## WHAT YOU ARE ASKED TO DO:
Scan the material and copy every line in which "obniżył" appears.

[Items from a dataset]
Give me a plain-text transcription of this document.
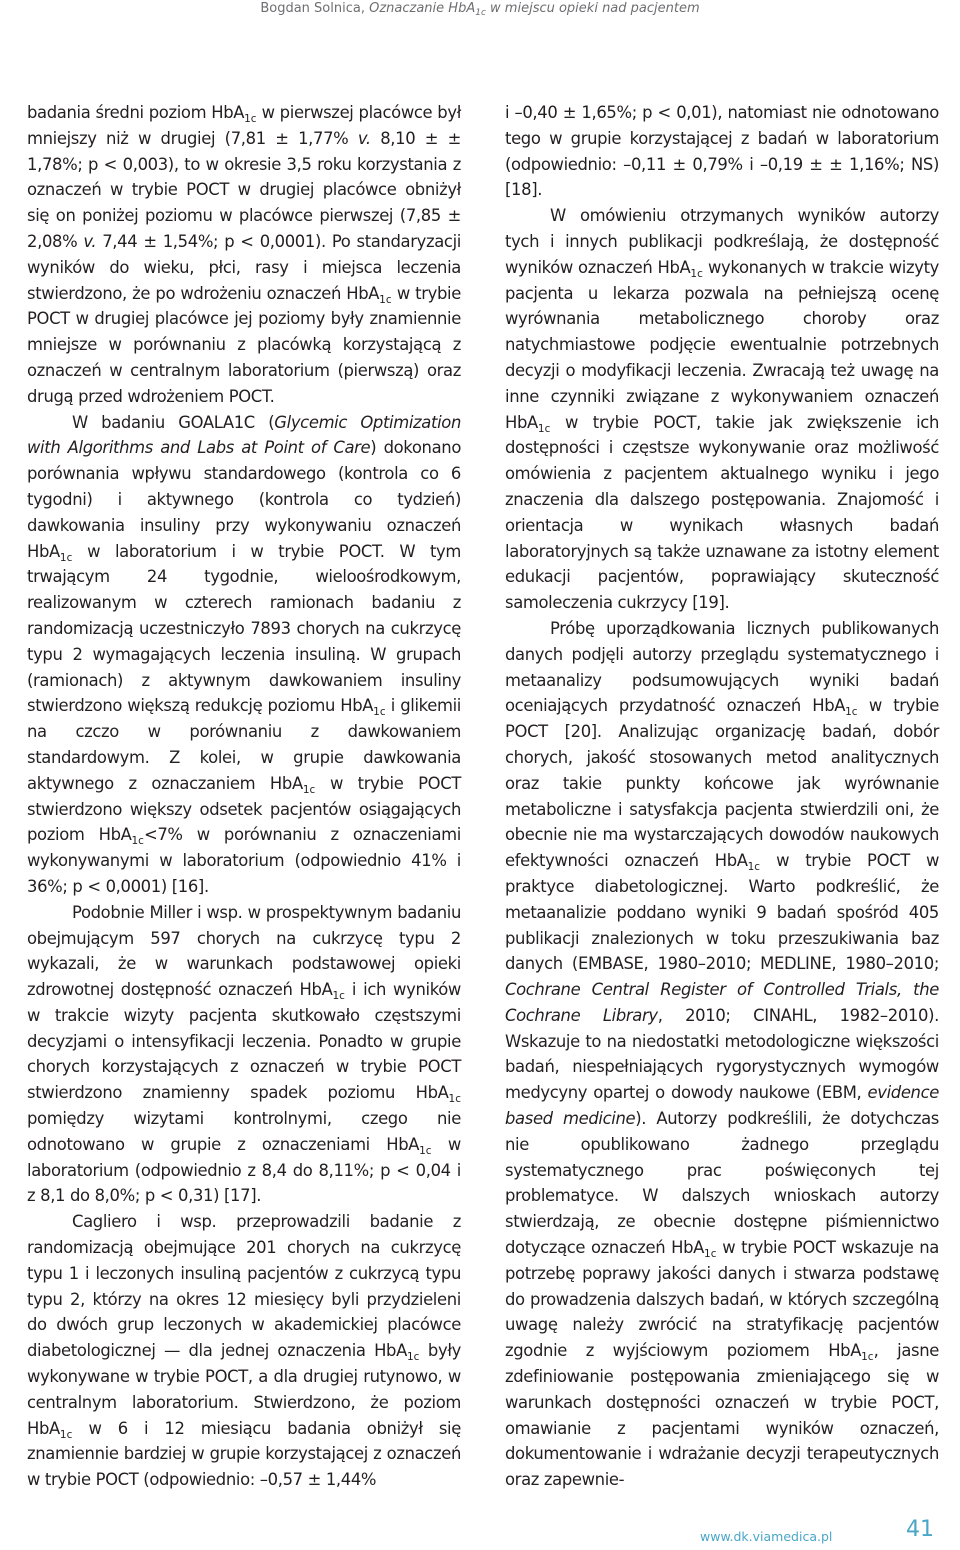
Bogdan Solnica, Oznaczanie HbA$_{1c}$ w miejscu opieki nad pacjentem

badania średni poziom HbA$_{1c}$ w pierwszej placówce był mniejszy niż w drugiej (7,81 ± 1,77% v. 8,10 ± ± 1,78%; p < 0,003), to w okresie 3,5 roku korzystania z oznaczeń w trybie POCT w drugiej placówce obniżył się on poniżej poziomu w placówce pierwszej (7,85 ± 2,08% v. 7,44 ± 1,54%; p < 0,0001). Po standaryzacji wyników do wieku, płci, rasy i miejsca leczenia stwierdzono, że po wdrożeniu oznaczeń HbA$_{1c}$ w trybie POCT w drugiej placówce jej poziomy były znamiennie mniejsze w porównaniu z placówką korzystającą z oznaczeń w centralnym laboratorium (pierwszą) oraz drugą przed wdrożeniem POCT.

W badaniu GOALA1C (Glycemic Optimization with Algorithms and Labs at Point of Care) dokonano porównania wpływu standardowego (kontrola co 6 tygodni) i aktywnego (kontrola co tydzień) dawkowania insuliny przy wykonywaniu oznaczeń HbA$_{1c}$ w laboratorium i w trybie POCT. W tym trwającym 24 tygodnie, wieloośrodkowym, realizowanym w czterech ramionach badaniu z randomizacją uczestniczyło 7893 chorych na cukrzycę typu 2 wymagających leczenia insuliną. W grupach (ramionach) z aktywnym dawkowaniem insuliny stwierdzono większą redukcję poziomu HbA$_{1c}$ i glikemii na czczo w porównaniu z dawkowaniem standardowym. Z kolei, w grupie dawkowania aktywnego z oznaczaniem HbA$_{1c}$ w trybie POCT stwierdzono większy odsetek pacjentów osiągających poziom HbA$_{1c}$<7% w porównaniu z oznaczeniami wykonywanymi w laboratorium (odpowiednio 41% i 36%; p < 0,0001) [16].

Podobnie Miller i wsp. w prospektywnym badaniu obejmującym 597 chorych na cukrzycę typu 2 wykazali, że w warunkach podstawowej opieki zdrowotnej dostępność oznaczeń HbA$_{1c}$ i ich wyników w trakcie wizyty pacjenta skutkowało częstszymi decyzjami o intensyfikacji leczenia. Ponadto w grupie chorych korzystających z oznaczeń w trybie POCT stwierdzono znamienny spadek poziomu HbA$_{1c}$ pomiędzy wizytami kontrolnymi, czego nie odnotowano w grupie z oznaczeniami HbA$_{1c}$ w laboratorium (odpowiednio z 8,4 do 8,11%; p < 0,04 i z 8,1 do 8,0%; p < 0,31) [17].

Cagliero i wsp. przeprowadzili badanie z randomizacją obejmujące 201 chorych na cukrzycę typu 1 i leczonych insuliną pacjentów z cukrzycą typu typu 2, którzy na okres 12 miesięcy byli przydzieleni do dwóch grup leczonych w akademickiej placówce diabetologicznej — dla jednej oznaczenia HbA$_{1c}$ były wykonywane w trybie POCT, a dla drugiej rutynowo, w centralnym laboratorium. Stwierdzono, że poziom HbA$_{1c}$ w 6 i 12 miesiącu badania obniżył się znamiennie bardziej w grupie korzystającej z oznaczeń w trybie POCT (odpowiednio: –0,57 ± 1,44%

i –0,40 ± 1,65%; p < 0,01), natomiast nie odnotowano tego w grupie korzystającej z badań w laboratorium (odpowiednio: –0,11 ± 0,79% i –0,19 ± ± 1,16%; NS) [18].

W omówieniu otrzymanych wyników autorzy tych i innych publikacji podkreślają, że dostępność wyników oznaczeń HbA$_{1c}$ wykonanych w trakcie wizyty pacjenta u lekarza pozwala na pełniejszą ocenę wyrównania metabolicznego choroby oraz natychmiastowe podjęcie ewentualnie potrzebnych decyzji o modyfikacji leczenia. Zwracają też uwagę na inne czynniki związane z wykonywaniem oznaczeń HbA$_{1c}$ w trybie POCT, takie jak zwiększenie ich dostępności i częstsze wykonywanie oraz możliwość omówienia z pacjentem aktualnego wyniku i jego znaczenia dla dalszego postępowania. Znajomość i orientacja w wynikach własnych badań laboratoryjnych są także uznawane za istotny element edukacji pacjentów, poprawiający skuteczność samoleczenia cukrzycy [19].

Próbę uporządkowania licznych publikowanych danych podjęli autorzy przeglądu systematycznego i metaanalizy podsumowujących wyniki badań oceniających przydatność oznaczeń HbA$_{1c}$ w trybie POCT [20]. Analizując organizację badań, dobór chorych, jakość stosowanych metod analitycznych oraz takie punkty końcowe jak wyrównanie metaboliczne i satysfakcja pacjenta stwierdzili oni, że obecnie nie ma wystarczających dowodów naukowych efektywności oznaczeń HbA$_{1c}$ w trybie POCT w praktyce diabetologicznej. Warto podkreślić, że metaanalizie poddano wyniki 9 badań spośród 405 publikacji znalezionych w toku przeszukiwania baz danych (EMBASE, 1980–2010; MEDLINE, 1980–2010; Cochrane Central Register of Controlled Trials, the Cochrane Library, 2010; CINAHL, 1982–2010). Wskazuje to na niedostatki metodologiczne większości badań, niespełniających rygorystycznych wymogów medycyny opartej o dowody naukowe (EBM, evidence based medicine). Autorzy podkreślili, że dotychczas nie opublikowano żadnego przeglądu systematycznego prac poświęconych tej problematyce. W dalszych wnioskach autorzy stwierdzają, ze obecnie dostępne piśmiennictwo dotyczące oznaczeń HbA$_{1c}$ w trybie POCT wskazuje na potrzebę poprawy jakości danych i stwarza podstawę do prowadzenia dalszych badań, w których szczególną uwagę należy zwrócić na stratyfikację pacjentów zgodnie z wyjściowym poziomem HbA$_{1c}$, jasne zdefiniowanie postępowania zmieniającego się w warunkach dostępności oznaczeń w trybie POCT, omawianie z pacjentami wyników oznaczeń, dokumentowanie i wdrażanie decyzji terapeutycznych oraz zapewnie-

www.dk.viamedica.pl	41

## CORRECT RESPONSE:
badania średni poziom HbA$_{1c}$ w pierwszej placówce był mniejszy niż w drugiej (7,81 ± 1,77% v. 8,10 ± ± 1,78%; p < 0,003), to w okresie 3,5 roku korzystania z oznaczeń w trybie POCT w drugiej placówce obniżył się on poniżej poziomu w placówce pierwszej (7,85 ± 2,08% v. 7,44 ± 1,54%; p < 0,0001). Po standaryzacji wyników do wieku, płci, rasy i miejsca leczenia stwierdzono, że po wdrożeniu oznaczeń HbA$_{1c}$ w trybie POCT w drugiej placówce jej poziomy były znamiennie mniejsze w porównaniu z placówką korzystającą z oznaczeń w centralnym laboratorium (pierwszą) oraz drugą przed wdrożeniem POCT.
Cagliero i wsp. przeprowadzili badanie z randomizacją obejmujące 201 chorych na cukrzycę typu 1 i leczonych insuliną pacjentów z cukrzycą typu typu 2, którzy na okres 12 miesięcy byli przydzieleni do dwóch grup leczonych w akademickiej placówce diabetologicznej — dla jednej oznaczenia HbA$_{1c}$ były wykonywane w trybie POCT, a dla drugiej rutynowo, w centralnym laboratorium. Stwierdzono, że poziom HbA$_{1c}$ w 6 i 12 miesiącu badania obniżył się znamiennie bardziej w grupie korzystającej z oznaczeń w trybie POCT (odpowiednio: –0,57 ± 1,44%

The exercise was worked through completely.